_Required work:_
Locate all lines in the data below that hold "microscopio" and show them.

Task inputs section start

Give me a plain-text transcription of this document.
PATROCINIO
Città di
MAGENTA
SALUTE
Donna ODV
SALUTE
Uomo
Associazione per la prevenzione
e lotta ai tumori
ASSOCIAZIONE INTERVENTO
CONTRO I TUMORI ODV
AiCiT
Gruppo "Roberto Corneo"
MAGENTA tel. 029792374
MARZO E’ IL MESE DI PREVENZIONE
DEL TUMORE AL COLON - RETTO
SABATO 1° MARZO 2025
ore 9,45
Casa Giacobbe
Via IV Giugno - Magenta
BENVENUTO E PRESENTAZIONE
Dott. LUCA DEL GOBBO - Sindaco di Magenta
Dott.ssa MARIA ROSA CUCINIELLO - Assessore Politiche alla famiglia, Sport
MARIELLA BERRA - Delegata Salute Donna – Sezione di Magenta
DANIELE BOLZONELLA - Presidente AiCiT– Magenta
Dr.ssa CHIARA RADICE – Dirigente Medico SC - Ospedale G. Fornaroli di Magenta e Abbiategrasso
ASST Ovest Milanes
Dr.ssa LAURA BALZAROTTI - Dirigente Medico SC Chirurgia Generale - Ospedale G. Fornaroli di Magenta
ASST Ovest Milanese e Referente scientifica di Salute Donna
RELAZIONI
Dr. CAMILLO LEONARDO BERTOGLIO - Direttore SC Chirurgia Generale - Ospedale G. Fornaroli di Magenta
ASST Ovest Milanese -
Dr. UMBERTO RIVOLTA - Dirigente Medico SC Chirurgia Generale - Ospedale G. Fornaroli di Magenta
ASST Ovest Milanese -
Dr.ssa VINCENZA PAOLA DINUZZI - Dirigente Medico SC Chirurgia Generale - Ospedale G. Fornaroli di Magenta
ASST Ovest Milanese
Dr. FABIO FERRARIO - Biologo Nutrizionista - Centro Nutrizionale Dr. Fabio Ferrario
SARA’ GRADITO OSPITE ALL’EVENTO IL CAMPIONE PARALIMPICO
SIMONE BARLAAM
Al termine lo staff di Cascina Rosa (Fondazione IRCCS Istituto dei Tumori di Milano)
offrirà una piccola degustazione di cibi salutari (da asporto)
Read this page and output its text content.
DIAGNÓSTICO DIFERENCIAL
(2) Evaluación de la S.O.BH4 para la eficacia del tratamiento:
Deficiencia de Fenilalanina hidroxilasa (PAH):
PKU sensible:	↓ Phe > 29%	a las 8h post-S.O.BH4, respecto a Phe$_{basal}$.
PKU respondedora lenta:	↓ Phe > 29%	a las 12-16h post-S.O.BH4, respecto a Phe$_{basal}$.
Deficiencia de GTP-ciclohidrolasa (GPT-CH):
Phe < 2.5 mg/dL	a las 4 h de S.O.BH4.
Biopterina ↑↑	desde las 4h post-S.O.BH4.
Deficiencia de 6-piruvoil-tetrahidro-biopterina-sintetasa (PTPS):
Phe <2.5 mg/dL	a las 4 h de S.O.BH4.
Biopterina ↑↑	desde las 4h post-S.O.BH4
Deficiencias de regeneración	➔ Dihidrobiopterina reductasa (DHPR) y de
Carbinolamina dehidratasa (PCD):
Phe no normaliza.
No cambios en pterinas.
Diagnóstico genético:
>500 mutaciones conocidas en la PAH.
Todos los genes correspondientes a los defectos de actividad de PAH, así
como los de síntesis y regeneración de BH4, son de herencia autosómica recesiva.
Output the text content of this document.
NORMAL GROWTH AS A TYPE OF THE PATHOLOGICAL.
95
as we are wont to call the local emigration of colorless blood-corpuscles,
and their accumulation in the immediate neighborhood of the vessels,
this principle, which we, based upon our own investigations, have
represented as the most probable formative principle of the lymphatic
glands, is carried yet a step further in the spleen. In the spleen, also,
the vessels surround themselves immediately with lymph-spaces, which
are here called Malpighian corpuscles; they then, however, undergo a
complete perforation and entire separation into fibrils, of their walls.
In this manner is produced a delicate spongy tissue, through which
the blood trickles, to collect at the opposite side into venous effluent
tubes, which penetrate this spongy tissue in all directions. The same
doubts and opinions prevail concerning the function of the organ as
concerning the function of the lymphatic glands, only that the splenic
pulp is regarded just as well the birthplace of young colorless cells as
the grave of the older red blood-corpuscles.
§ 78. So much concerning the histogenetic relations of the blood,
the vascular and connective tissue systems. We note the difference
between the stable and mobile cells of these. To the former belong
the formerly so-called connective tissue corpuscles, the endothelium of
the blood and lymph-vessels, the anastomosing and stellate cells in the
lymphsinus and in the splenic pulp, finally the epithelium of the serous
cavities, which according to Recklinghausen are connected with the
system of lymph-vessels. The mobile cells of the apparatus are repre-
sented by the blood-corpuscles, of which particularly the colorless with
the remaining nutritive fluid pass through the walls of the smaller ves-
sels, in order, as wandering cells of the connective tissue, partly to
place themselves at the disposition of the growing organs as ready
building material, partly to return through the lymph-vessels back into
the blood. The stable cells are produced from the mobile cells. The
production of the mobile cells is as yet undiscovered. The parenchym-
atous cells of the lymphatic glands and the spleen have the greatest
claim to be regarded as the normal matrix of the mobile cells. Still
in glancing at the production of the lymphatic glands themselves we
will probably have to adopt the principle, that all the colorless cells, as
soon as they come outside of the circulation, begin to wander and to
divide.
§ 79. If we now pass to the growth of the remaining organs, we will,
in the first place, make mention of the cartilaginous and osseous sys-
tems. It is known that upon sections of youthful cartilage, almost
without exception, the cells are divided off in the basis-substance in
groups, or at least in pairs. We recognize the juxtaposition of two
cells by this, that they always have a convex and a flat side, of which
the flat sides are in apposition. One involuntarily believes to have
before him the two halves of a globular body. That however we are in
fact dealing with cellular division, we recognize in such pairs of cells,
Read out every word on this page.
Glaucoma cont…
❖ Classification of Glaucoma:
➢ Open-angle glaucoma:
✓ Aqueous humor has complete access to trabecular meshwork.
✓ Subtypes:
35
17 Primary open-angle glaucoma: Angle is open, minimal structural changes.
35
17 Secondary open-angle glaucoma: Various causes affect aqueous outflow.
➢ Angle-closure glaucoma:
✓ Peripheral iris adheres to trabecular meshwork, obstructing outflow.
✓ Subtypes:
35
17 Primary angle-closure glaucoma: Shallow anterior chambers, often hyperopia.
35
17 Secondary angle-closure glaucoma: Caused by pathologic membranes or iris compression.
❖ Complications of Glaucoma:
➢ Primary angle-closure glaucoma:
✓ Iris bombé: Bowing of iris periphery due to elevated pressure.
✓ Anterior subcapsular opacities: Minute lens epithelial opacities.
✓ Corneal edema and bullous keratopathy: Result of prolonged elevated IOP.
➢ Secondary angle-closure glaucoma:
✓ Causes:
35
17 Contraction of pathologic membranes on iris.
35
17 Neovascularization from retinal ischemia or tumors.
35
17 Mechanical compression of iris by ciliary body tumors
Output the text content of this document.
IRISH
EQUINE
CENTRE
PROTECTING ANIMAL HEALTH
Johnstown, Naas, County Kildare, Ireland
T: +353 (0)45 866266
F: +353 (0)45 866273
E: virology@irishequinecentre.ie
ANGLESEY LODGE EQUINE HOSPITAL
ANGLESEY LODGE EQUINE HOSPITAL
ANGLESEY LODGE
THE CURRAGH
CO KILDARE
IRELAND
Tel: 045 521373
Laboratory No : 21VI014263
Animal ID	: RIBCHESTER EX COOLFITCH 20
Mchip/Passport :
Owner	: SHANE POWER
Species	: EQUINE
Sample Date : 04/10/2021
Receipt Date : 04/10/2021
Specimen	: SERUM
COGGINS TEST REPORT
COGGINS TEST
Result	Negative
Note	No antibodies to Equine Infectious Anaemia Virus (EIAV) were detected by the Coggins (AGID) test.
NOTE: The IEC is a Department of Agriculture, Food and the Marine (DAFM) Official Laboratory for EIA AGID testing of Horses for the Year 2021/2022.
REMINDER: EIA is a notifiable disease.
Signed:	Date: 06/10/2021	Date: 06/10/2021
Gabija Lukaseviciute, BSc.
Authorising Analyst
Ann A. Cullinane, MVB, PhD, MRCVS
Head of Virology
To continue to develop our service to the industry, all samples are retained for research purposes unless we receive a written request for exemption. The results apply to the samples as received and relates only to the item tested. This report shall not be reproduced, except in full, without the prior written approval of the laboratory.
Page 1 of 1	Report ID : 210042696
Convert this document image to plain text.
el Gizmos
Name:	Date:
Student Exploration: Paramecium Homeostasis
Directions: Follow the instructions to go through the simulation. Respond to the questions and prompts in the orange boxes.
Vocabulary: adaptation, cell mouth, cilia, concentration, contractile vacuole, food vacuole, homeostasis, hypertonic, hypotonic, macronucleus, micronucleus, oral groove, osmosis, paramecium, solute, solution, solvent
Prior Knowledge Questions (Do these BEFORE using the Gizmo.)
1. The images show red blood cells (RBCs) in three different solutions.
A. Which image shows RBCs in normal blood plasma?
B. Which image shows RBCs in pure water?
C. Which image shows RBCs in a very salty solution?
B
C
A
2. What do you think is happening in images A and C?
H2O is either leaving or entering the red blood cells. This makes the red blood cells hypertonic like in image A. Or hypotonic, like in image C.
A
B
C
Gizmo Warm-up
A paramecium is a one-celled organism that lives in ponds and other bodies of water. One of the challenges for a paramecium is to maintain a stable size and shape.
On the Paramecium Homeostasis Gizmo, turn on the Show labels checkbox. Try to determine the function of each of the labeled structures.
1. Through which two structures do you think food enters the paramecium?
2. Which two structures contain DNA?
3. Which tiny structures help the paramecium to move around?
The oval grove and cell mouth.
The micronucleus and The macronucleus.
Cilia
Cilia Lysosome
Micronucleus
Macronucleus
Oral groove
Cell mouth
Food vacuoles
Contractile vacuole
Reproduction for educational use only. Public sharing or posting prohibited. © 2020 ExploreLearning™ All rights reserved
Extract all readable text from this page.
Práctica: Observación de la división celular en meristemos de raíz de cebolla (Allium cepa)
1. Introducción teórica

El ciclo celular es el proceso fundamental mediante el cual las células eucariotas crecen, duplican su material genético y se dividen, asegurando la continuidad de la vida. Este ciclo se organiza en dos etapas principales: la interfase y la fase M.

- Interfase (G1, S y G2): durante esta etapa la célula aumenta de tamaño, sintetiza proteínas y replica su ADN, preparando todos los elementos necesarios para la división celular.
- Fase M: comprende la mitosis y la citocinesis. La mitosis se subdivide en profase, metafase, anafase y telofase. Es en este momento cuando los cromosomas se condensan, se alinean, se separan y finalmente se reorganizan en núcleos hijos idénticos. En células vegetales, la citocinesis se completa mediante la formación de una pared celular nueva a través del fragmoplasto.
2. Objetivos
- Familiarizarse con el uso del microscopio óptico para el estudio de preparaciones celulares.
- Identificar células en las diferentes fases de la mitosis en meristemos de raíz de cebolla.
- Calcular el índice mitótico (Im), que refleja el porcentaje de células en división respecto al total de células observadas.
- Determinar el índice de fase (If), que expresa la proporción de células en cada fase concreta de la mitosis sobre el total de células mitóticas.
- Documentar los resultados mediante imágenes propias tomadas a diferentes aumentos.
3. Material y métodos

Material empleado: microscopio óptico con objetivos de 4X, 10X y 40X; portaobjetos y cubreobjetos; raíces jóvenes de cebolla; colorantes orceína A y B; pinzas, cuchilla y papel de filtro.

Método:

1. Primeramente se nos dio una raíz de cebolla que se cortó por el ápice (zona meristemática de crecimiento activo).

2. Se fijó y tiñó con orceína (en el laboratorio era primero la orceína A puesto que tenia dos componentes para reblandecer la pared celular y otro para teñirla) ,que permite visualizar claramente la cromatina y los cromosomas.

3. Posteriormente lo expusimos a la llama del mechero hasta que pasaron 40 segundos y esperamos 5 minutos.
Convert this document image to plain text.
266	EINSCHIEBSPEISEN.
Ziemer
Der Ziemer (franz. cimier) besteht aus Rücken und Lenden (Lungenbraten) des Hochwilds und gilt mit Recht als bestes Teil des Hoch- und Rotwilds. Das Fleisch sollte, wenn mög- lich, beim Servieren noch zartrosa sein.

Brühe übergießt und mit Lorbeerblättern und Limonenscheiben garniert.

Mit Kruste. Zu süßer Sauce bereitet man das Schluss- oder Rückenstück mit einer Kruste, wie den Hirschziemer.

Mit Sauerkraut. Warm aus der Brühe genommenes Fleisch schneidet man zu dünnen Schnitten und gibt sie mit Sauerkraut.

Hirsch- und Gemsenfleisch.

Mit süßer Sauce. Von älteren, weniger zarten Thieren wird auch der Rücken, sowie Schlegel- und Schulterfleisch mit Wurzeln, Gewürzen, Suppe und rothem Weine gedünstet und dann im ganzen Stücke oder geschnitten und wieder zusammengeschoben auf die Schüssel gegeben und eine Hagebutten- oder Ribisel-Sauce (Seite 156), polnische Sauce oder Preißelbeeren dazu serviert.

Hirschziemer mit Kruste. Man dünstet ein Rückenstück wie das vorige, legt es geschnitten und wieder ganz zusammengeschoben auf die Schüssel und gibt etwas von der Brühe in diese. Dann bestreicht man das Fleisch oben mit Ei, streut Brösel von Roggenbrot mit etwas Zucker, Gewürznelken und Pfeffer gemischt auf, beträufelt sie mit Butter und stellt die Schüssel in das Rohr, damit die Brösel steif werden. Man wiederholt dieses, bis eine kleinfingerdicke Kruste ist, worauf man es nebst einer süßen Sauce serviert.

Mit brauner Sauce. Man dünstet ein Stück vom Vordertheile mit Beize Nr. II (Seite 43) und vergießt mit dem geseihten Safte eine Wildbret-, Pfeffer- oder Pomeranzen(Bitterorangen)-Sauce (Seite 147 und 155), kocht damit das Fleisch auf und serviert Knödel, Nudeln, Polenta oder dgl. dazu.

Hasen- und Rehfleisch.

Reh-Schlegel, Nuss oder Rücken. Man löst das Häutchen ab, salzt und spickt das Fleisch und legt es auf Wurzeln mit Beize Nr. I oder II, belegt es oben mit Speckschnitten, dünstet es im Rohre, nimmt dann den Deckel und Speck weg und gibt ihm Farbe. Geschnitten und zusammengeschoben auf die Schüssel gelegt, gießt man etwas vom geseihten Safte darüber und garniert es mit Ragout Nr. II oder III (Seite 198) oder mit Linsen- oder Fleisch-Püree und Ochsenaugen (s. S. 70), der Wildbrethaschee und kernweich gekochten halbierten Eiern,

Task inputs section end

_Solution to this problem:_
- Familiarizarse con el uso del microscopio óptico para el estudio de preparaciones celulares.
Material empleado: microscopio óptico con objetivos de 4X, 10X y 40X; portaobjetos y cubreobjetos; raíces jóvenes de cebolla; colorantes orceína A y B; pinzas, cuchilla y papel de filtro.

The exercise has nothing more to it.